== RECORDS PROVIDED ==

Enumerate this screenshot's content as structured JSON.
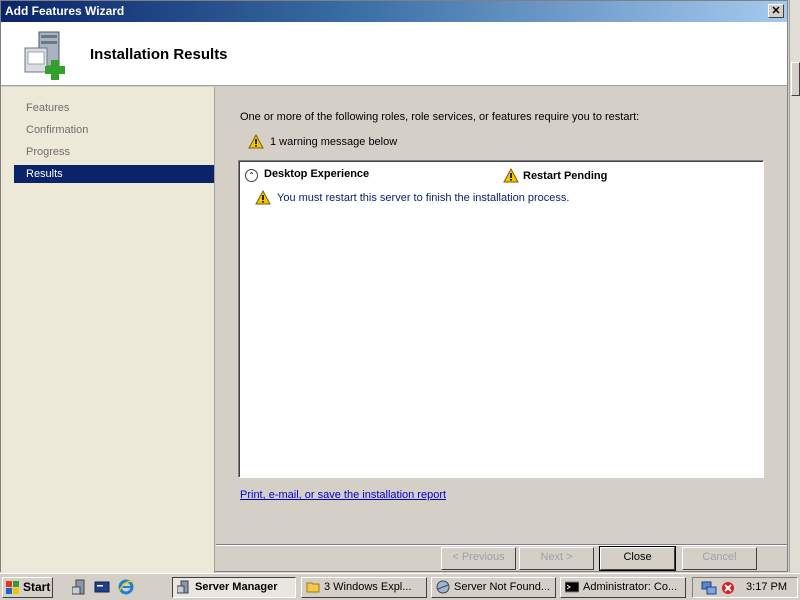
{
  "window": {
    "title": "Add Features Wizard",
    "close_label": "✕",
    "header_title": "Installation Results"
  },
  "sidebar": {
    "items": [
      {
        "label": "Features",
        "active": false
      },
      {
        "label": "Confirmation",
        "active": false
      },
      {
        "label": "Progress",
        "active": false
      },
      {
        "label": "Results",
        "active": true
      }
    ]
  },
  "main": {
    "intro": "One or more of the following roles, role services, or features require you to restart:",
    "warning_count": "1 warning message below",
    "results": {
      "name": "Desktop Experience",
      "status": "Restart Pending",
      "message": "You must restart this server to finish the installation process."
    },
    "report_link": "Print, e-mail, or save the installation report"
  },
  "buttons": {
    "previous": "< Previous",
    "next": "Next >",
    "close": "Close",
    "cancel": "Cancel"
  },
  "taskbar": {
    "start": "Start",
    "tasks": [
      {
        "label": "Server Manager",
        "icon": "server-manager-icon",
        "active": true
      },
      {
        "label": "3 Windows Expl...",
        "icon": "folder-icon",
        "active": false
      },
      {
        "label": "Server Not Found...",
        "icon": "browser-icon",
        "active": false
      },
      {
        "label": "Administrator: Co...",
        "icon": "cmd-icon",
        "active": false
      }
    ],
    "clock": "3:17 PM"
  },
  "colors": {
    "selection": "#0a246a",
    "warning": "#f5c400",
    "link": "#0000cc"
  }
}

===

▶ TASK DIRECTIONS
Ignore the images and quote every line of the listing exactly.

▶ WRITTEN ANSWER
Enumerate this screenshot's content as structured JSON.
{
  "window": {
    "title": "Add Features Wizard",
    "close_label": "✕",
    "header_title": "Installation Results"
  },
  "sidebar": {
    "items": [
      {
        "label": "Features",
        "active": false
      },
      {
        "label": "Confirmation",
        "active": false
      },
      {
        "label": "Progress",
        "active": false
      },
      {
        "label": "Results",
        "active": true
      }
    ]
  },
  "main": {
    "intro": "One or more of the following roles, role services, or features require you to restart:",
    "warning_count": "1 warning message below",
    "results": {
      "name": "Desktop Experience",
      "status": "Restart Pending",
      "message": "You must restart this server to finish the installation process."
    },
    "report_link": "Print, e-mail, or save the installation report"
  },
  "buttons": {
    "previous": "< Previous",
    "next": "Next >",
    "close": "Close",
    "cancel": "Cancel"
  },
  "taskbar": {
    "start": "Start",
    "tasks": [
      {
        "label": "Server Manager",
        "icon": "server-manager-icon",
        "active": true
      },
      {
        "label": "3 Windows Expl...",
        "icon": "folder-icon",
        "active": false
      },
      {
        "label": "Server Not Found...",
        "icon": "browser-icon",
        "active": false
      },
      {
        "label": "Administrator: Co...",
        "icon": "cmd-icon",
        "active": false
      }
    ],
    "clock": "3:17 PM"
  },
  "colors": {
    "selection": "#0a246a",
    "warning": "#f5c400",
    "link": "#0000cc"
  }
}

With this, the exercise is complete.